# Objective
Copy every line from the material below that holds "icon".

# Material provided
^^^^^^^^
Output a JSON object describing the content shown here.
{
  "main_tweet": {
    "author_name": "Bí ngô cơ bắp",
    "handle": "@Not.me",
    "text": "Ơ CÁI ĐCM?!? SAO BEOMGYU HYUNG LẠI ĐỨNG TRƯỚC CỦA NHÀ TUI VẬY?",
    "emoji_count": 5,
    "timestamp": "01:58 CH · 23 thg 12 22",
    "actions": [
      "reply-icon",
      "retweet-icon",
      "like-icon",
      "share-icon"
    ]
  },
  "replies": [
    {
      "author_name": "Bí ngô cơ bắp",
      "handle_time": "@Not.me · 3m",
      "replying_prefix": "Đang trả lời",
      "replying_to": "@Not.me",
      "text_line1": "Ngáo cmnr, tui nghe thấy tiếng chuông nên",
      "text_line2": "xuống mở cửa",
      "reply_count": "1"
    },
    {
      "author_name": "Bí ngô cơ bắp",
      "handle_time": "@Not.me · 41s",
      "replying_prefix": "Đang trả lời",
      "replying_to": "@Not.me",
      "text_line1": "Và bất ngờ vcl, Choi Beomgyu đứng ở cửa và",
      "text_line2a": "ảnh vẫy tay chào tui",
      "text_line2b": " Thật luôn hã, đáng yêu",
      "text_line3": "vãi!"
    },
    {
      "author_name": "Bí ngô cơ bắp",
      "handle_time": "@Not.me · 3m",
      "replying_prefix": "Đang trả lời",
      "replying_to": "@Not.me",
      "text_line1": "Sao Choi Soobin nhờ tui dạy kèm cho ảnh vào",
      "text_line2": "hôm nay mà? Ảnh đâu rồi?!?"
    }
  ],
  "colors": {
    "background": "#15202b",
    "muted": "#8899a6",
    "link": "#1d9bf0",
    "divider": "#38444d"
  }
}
^^^^^^^^
# Exercise response
      "reply-icon",
      "retweet-icon",
      "like-icon",
      "share-icon"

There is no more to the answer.